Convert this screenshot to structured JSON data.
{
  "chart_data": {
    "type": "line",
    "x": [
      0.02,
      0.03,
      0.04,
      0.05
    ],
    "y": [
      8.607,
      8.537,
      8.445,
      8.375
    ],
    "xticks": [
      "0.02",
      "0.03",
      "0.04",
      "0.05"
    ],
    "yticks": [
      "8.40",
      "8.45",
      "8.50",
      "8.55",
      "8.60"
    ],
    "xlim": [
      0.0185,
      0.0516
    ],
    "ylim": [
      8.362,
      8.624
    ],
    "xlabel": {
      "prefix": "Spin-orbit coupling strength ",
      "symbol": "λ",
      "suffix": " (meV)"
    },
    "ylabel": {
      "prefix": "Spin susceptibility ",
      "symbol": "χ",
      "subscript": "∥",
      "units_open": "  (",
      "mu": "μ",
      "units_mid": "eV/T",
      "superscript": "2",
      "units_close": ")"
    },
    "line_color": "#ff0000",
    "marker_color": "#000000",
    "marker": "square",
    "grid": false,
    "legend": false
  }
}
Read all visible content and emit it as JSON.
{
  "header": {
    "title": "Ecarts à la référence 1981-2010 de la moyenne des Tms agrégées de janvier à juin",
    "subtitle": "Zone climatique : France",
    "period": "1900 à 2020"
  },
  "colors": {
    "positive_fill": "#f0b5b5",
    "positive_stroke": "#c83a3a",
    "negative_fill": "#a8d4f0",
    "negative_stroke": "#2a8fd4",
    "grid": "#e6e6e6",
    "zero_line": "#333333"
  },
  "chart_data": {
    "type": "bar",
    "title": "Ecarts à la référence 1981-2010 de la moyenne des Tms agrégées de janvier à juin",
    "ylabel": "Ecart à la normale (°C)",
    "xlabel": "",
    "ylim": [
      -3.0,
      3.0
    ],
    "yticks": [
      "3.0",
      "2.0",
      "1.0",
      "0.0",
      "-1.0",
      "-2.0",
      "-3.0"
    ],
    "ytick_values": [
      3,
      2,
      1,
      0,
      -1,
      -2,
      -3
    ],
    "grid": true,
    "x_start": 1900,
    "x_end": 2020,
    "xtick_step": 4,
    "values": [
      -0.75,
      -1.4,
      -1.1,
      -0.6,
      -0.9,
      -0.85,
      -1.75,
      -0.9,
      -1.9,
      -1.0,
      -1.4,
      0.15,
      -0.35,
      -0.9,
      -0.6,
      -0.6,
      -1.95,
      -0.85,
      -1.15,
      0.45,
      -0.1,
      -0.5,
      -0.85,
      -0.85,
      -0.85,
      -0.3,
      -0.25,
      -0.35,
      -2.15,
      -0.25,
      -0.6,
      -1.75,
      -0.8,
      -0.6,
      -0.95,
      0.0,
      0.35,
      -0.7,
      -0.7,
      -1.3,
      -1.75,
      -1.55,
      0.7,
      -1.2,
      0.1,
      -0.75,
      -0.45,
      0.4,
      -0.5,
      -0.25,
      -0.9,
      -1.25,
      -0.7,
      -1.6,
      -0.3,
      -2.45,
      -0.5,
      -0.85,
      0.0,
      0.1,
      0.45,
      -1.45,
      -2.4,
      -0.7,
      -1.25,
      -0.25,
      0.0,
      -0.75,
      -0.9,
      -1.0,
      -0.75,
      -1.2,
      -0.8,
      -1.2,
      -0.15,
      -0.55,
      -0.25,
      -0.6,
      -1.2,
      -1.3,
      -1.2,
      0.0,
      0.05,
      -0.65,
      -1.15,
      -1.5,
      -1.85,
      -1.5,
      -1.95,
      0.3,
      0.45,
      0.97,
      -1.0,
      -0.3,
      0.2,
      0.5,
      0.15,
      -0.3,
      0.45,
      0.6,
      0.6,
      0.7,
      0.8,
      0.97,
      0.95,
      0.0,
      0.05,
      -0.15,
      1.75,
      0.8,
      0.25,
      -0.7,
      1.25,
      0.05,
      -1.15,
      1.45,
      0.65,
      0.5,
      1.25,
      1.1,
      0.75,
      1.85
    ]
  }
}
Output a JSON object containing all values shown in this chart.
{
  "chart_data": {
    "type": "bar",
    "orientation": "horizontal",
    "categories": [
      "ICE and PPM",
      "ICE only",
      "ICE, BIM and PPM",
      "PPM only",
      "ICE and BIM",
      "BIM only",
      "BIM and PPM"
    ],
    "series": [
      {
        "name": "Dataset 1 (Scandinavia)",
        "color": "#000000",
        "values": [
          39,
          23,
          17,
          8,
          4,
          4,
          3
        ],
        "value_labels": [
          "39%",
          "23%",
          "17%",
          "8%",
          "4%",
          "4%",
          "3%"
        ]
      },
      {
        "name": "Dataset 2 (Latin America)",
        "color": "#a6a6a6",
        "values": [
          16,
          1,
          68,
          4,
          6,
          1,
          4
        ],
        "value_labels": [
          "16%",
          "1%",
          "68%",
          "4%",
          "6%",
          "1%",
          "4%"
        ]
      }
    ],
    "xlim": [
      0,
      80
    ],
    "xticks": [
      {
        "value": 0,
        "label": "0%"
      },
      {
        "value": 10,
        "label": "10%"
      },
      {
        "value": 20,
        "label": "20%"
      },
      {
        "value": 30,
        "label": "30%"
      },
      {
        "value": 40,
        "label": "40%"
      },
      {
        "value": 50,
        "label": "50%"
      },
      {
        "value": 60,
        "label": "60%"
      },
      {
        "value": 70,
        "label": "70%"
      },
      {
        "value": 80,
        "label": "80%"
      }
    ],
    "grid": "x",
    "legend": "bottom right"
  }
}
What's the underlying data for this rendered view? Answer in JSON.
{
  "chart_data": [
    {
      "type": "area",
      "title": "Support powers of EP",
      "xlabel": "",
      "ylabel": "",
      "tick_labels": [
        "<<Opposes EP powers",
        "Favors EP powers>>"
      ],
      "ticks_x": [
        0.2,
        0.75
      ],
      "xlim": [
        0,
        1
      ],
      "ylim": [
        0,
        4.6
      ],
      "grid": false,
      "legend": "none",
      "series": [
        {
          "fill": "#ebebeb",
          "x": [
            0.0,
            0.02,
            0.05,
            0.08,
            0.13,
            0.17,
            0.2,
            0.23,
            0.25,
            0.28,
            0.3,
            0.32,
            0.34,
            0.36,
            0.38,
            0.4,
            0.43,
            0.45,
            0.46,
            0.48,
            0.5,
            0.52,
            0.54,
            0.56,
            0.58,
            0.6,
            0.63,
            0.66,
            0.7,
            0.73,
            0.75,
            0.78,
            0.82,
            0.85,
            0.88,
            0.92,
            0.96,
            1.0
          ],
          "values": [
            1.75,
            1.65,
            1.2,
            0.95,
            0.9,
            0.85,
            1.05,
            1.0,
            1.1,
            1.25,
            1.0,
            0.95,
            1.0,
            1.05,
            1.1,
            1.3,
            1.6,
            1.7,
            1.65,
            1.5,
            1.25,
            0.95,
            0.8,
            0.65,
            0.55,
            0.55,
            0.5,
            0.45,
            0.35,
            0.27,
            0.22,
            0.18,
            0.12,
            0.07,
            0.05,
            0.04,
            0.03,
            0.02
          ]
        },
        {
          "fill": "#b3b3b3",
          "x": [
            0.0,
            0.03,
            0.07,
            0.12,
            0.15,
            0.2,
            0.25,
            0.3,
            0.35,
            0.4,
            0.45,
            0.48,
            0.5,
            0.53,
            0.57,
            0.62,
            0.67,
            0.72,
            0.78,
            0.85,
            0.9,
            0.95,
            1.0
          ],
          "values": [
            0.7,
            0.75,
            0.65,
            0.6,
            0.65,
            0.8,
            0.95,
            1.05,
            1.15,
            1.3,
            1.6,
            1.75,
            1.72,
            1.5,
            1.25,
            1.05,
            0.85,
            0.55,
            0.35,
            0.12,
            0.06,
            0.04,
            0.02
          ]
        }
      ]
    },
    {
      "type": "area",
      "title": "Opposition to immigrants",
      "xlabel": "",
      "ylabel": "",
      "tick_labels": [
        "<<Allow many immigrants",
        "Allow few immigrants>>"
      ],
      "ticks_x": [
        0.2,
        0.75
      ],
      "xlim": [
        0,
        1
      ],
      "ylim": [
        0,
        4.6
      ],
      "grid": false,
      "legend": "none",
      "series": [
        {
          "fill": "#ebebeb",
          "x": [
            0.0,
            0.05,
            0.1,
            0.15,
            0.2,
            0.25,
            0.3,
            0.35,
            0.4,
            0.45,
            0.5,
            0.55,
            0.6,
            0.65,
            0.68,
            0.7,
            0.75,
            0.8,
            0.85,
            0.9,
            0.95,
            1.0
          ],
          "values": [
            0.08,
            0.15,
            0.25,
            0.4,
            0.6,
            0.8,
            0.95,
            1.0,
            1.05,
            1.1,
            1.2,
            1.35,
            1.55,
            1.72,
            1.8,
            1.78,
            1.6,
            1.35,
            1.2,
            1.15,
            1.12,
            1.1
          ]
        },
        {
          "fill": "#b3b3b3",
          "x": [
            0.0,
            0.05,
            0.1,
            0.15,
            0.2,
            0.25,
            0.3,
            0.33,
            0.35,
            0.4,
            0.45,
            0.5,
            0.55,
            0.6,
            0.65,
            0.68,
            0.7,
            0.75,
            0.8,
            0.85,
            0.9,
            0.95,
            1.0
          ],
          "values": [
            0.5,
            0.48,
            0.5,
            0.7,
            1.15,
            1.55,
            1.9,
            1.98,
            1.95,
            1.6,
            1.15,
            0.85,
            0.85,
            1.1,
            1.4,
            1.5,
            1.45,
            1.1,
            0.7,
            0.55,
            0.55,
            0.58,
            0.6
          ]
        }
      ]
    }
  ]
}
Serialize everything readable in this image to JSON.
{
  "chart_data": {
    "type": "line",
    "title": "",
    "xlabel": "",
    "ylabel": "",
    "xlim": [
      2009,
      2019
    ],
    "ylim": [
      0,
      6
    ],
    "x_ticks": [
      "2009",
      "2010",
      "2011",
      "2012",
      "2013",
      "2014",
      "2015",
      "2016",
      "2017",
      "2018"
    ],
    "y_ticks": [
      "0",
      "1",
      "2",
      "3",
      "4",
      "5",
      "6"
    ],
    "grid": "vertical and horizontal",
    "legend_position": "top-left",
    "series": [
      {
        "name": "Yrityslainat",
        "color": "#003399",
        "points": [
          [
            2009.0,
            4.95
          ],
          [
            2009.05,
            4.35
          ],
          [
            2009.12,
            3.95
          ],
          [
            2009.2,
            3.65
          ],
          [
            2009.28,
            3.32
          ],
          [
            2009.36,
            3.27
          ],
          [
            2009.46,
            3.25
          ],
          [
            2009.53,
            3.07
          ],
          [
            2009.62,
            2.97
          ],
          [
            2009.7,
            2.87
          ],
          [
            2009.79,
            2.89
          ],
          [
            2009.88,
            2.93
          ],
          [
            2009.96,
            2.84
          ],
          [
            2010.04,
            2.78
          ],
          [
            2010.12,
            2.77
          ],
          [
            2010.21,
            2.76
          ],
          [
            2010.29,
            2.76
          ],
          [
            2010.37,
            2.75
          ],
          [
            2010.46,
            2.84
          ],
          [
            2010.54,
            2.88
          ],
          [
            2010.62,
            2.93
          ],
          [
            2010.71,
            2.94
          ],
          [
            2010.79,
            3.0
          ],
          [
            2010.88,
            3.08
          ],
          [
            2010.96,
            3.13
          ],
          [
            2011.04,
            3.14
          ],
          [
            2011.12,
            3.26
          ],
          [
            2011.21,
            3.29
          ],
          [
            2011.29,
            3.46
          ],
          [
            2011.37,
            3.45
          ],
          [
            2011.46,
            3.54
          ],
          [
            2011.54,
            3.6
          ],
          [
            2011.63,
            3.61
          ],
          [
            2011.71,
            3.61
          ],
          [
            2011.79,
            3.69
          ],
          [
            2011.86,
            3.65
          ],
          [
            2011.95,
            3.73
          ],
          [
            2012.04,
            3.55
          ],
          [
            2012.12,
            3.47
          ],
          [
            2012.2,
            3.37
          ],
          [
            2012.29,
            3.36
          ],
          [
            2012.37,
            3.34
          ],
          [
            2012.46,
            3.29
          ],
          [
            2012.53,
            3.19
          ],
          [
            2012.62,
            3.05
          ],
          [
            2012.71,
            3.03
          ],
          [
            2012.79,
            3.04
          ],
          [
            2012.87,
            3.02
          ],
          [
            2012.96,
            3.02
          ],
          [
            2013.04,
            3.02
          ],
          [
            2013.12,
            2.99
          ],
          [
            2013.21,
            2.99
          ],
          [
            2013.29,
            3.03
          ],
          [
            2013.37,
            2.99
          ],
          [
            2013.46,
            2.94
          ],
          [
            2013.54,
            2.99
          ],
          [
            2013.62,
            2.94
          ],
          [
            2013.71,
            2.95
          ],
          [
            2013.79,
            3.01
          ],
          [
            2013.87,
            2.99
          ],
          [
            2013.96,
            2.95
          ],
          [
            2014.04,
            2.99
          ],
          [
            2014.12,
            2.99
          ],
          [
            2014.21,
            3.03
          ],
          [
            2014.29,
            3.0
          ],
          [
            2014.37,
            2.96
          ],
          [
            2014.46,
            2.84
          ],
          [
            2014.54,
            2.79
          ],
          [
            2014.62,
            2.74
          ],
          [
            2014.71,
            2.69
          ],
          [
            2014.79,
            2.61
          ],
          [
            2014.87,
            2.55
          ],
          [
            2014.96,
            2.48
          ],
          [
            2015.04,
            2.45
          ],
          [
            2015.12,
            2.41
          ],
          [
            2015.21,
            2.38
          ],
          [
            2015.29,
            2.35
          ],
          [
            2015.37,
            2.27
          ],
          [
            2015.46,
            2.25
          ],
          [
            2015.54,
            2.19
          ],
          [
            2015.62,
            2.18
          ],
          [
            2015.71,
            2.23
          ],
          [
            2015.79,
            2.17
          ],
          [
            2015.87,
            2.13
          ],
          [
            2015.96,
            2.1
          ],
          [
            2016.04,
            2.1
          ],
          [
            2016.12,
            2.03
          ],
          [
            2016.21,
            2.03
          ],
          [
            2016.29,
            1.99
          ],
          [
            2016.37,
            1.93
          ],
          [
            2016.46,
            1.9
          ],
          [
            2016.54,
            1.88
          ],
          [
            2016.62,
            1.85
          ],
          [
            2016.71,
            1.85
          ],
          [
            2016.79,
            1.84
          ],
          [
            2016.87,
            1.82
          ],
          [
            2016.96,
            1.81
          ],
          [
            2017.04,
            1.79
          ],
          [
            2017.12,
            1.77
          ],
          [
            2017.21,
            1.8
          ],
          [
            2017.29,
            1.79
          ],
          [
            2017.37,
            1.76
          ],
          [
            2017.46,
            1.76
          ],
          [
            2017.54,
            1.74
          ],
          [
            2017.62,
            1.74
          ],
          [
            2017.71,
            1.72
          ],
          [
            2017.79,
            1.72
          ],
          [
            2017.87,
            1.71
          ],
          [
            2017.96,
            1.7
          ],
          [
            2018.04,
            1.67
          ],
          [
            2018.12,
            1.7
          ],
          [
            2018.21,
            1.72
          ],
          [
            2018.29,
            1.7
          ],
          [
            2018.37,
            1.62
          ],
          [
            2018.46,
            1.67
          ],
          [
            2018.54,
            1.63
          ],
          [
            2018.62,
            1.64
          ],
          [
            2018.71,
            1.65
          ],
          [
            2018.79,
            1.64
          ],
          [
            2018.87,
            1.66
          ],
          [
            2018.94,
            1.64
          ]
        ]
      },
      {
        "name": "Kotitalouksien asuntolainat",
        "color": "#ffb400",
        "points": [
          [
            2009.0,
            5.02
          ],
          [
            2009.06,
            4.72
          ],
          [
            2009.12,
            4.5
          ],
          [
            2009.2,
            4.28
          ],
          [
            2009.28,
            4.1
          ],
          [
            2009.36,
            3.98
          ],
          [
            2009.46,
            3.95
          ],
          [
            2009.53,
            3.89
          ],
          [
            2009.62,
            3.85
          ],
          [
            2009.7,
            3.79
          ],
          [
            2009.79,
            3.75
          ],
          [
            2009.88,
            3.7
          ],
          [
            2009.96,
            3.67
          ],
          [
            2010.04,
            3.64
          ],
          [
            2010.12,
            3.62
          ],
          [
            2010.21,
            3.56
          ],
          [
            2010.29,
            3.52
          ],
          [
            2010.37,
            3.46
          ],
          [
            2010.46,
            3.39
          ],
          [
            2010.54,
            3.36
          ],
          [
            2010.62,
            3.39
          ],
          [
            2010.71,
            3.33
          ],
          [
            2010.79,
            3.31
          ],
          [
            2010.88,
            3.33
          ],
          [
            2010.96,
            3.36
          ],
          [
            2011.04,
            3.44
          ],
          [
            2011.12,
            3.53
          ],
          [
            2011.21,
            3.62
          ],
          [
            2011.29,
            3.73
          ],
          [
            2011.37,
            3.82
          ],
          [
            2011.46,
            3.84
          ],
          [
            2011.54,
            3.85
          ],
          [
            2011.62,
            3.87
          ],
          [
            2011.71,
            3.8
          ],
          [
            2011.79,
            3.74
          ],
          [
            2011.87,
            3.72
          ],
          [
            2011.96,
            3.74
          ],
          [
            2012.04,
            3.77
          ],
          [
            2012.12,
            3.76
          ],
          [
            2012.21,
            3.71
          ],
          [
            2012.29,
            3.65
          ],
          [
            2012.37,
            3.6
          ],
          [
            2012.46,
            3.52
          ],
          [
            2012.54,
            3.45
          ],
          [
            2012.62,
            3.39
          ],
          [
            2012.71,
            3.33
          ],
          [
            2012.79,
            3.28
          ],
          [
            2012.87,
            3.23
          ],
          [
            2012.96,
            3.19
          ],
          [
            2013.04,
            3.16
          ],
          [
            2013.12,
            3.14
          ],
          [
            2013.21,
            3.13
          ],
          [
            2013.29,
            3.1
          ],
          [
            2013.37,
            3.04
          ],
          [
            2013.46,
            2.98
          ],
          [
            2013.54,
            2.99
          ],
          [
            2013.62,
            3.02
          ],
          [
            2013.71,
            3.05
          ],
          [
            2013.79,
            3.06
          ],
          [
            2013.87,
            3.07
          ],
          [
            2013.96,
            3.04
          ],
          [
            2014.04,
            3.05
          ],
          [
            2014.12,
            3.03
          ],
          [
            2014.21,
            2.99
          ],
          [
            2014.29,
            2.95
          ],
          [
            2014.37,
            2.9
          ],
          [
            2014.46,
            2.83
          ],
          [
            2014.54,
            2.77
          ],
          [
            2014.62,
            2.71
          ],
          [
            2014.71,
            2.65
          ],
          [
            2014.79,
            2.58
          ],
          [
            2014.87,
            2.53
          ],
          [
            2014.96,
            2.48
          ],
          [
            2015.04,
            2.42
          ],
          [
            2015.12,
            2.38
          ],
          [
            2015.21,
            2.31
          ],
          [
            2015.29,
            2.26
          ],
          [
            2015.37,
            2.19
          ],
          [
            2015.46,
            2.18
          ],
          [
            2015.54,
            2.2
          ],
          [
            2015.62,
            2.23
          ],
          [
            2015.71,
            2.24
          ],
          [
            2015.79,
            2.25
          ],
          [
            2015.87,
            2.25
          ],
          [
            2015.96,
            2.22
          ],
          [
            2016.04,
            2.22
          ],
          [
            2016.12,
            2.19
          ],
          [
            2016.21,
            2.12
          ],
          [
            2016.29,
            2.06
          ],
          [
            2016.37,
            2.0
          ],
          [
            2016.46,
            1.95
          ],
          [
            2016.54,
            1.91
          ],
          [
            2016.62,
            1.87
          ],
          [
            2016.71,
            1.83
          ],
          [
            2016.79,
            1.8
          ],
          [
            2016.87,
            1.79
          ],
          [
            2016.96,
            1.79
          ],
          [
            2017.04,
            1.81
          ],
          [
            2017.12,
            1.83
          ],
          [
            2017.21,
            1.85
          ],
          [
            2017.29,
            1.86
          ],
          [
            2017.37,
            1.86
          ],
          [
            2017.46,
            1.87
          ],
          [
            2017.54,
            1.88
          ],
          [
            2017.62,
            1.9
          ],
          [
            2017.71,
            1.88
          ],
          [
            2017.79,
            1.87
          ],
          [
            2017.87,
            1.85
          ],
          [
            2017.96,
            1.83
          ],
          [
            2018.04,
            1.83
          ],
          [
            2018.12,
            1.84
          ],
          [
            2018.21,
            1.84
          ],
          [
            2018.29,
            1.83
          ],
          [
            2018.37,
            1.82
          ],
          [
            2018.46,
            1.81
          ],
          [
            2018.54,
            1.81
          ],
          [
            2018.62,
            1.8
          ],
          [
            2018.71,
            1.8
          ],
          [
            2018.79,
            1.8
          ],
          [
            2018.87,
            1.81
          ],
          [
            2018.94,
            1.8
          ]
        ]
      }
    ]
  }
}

—————

*EXERCISE GOAL*:
Identify each line in the records above containing the word "immigrants"; copy those lines.

*REPLY*:
      "title": "Opposition to immigrants",
        "<<Allow many immigrants",
        "Allow few immigrants>>"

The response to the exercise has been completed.